(Records from a collection)
__________

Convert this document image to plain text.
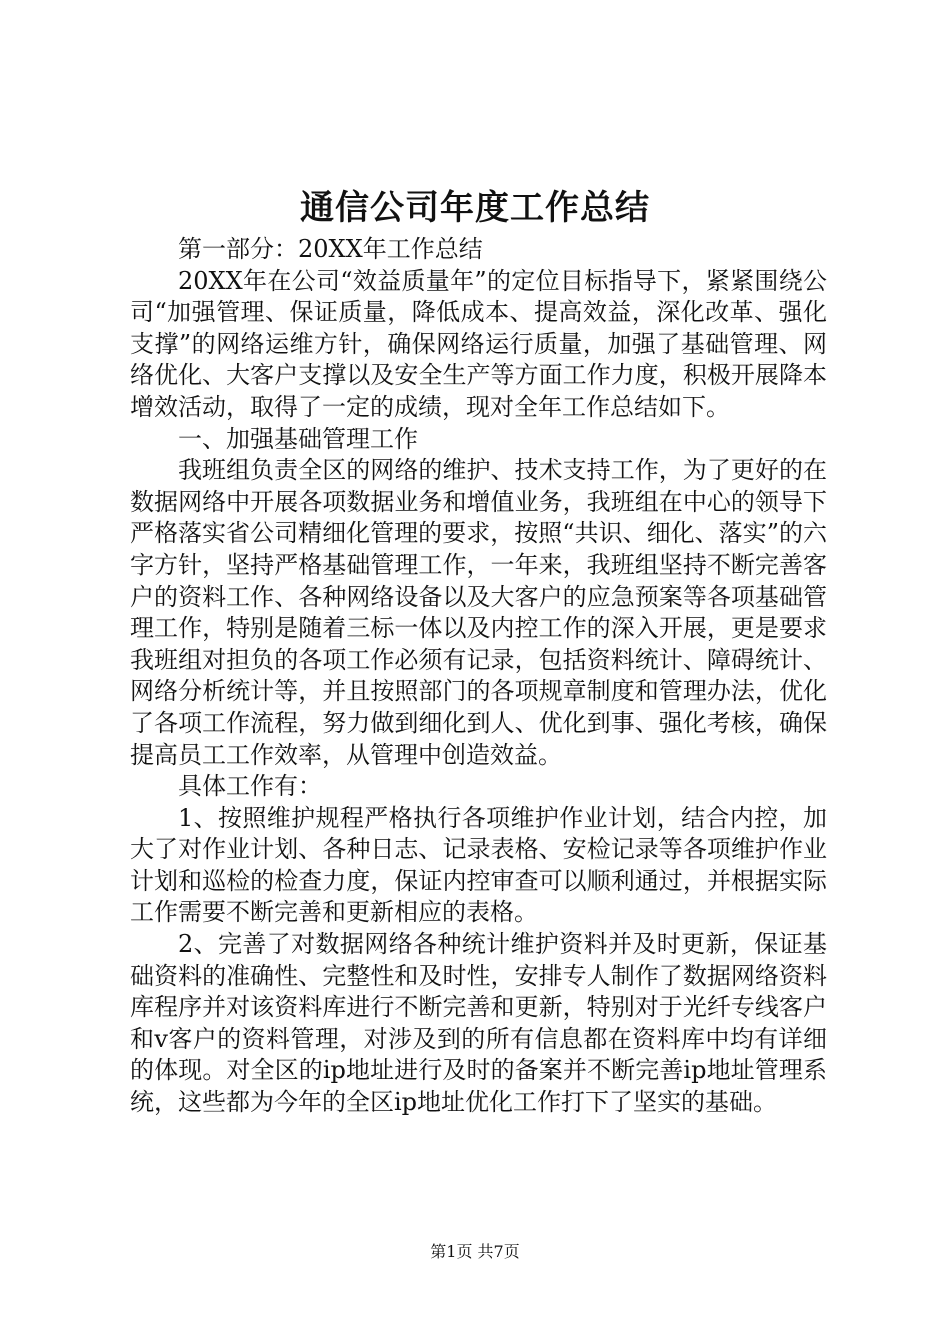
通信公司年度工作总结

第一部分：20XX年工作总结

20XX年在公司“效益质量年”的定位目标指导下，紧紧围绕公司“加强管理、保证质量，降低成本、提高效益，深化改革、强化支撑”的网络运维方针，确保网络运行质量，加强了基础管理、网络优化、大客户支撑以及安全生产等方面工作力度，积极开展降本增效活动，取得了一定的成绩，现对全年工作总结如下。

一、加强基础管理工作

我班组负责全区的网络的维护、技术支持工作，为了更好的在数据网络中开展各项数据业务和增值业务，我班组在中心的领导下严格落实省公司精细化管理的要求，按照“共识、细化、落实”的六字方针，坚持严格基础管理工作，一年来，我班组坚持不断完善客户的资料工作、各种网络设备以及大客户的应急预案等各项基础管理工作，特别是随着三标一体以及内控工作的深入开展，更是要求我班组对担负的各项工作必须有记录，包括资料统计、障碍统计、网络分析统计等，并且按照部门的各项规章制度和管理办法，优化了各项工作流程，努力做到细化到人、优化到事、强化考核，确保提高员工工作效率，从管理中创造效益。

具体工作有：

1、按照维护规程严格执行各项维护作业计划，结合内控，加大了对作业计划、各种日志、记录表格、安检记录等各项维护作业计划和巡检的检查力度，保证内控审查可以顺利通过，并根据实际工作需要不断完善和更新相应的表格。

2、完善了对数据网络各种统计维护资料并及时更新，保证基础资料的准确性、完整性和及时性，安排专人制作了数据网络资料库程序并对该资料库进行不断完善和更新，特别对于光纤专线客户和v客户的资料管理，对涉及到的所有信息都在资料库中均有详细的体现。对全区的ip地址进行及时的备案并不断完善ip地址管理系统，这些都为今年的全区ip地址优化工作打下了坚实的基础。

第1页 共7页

__________

### REQUIREMENTS
Copy each line above precisely, dropping the pictures.

### ANSWER IN FULL
Convert this document image to plain text.
通信公司年度工作总结

第一部分：20XX年工作总结

20XX年在公司“效益质量年”的定位目标指导下，紧紧围绕公司“加强管理、保证质量，降低成本、提高效益，深化改革、强化支撑”的网络运维方针，确保网络运行质量，加强了基础管理、网络优化、大客户支撑以及安全生产等方面工作力度，积极开展降本增效活动，取得了一定的成绩，现对全年工作总结如下。

一、加强基础管理工作

我班组负责全区的网络的维护、技术支持工作，为了更好的在数据网络中开展各项数据业务和增值业务，我班组在中心的领导下严格落实省公司精细化管理的要求，按照“共识、细化、落实”的六字方针，坚持严格基础管理工作，一年来，我班组坚持不断完善客户的资料工作、各种网络设备以及大客户的应急预案等各项基础管理工作，特别是随着三标一体以及内控工作的深入开展，更是要求我班组对担负的各项工作必须有记录，包括资料统计、障碍统计、网络分析统计等，并且按照部门的各项规章制度和管理办法，优化了各项工作流程，努力做到细化到人、优化到事、强化考核，确保提高员工工作效率，从管理中创造效益。

具体工作有：

1、按照维护规程严格执行各项维护作业计划，结合内控，加大了对作业计划、各种日志、记录表格、安检记录等各项维护作业计划和巡检的检查力度，保证内控审查可以顺利通过，并根据实际工作需要不断完善和更新相应的表格。

2、完善了对数据网络各种统计维护资料并及时更新，保证基础资料的准确性、完整性和及时性，安排专人制作了数据网络资料库程序并对该资料库进行不断完善和更新，特别对于光纤专线客户和v客户的资料管理，对涉及到的所有信息都在资料库中均有详细的体现。对全区的ip地址进行及时的备案并不断完善ip地址管理系统，这些都为今年的全区ip地址优化工作打下了坚实的基础。

第1页 共7页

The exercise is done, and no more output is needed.